STATED EXERCISE:
Go through the data below. Pull out every line that has the word "Australia".

(Data items)
_ _ _ _ _ _ _

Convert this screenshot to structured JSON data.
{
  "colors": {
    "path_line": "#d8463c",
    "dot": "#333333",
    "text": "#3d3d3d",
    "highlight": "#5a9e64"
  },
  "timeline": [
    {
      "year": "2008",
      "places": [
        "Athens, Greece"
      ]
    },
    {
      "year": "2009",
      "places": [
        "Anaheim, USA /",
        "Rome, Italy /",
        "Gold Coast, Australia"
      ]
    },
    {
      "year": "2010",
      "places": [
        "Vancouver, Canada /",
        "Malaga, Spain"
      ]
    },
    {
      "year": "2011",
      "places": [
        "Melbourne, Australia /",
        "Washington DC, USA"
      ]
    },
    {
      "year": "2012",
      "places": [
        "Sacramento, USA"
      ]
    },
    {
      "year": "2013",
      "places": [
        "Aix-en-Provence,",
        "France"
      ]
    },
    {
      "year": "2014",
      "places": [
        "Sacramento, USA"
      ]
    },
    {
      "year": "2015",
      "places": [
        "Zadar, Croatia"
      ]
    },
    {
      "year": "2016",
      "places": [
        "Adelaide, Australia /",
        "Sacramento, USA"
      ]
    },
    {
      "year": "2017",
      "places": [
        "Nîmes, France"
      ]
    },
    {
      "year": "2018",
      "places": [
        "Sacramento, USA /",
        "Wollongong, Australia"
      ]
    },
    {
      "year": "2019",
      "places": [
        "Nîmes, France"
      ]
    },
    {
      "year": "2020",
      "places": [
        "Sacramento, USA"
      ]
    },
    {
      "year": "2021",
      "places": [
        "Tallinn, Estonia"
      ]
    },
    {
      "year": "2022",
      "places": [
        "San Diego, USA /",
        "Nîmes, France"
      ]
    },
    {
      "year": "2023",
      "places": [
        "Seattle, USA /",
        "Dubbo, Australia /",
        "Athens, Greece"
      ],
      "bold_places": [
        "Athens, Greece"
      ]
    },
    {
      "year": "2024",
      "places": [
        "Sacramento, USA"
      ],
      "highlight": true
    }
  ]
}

_ _ _ _ _ _ _

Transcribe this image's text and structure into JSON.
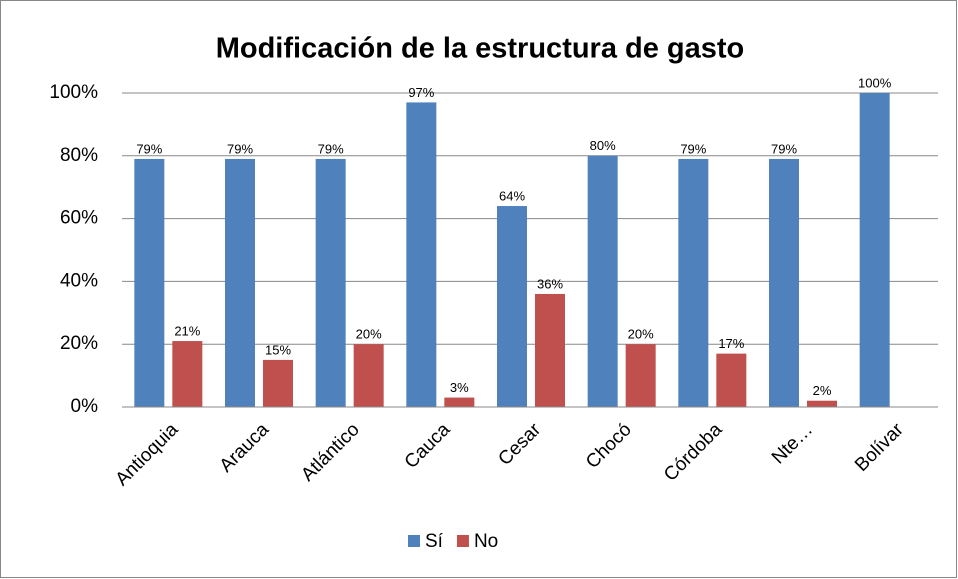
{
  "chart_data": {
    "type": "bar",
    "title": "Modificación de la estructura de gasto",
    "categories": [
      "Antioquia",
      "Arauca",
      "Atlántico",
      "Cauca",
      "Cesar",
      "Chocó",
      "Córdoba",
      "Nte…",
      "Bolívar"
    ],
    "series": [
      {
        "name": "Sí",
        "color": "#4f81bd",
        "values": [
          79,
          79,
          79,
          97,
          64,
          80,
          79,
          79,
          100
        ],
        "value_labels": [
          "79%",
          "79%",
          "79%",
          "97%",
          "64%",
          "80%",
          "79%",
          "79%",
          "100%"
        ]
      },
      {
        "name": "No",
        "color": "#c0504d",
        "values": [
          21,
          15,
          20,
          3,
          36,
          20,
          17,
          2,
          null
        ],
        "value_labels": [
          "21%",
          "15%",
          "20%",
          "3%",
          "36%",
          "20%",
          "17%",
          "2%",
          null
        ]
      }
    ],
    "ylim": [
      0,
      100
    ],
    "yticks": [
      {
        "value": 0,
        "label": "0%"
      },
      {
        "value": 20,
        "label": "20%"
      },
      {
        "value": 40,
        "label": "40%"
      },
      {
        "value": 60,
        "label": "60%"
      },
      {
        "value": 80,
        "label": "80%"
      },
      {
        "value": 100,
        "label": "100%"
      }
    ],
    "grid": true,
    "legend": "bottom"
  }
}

_ _ _ _ _ _ _

RESULT OF THIS EXERCISE:
        "Gold Coast, Australia"
        "Melbourne, Australia /",
        "Adelaide, Australia /",
        "Wollongong, Australia"
        "Dubbo, Australia /",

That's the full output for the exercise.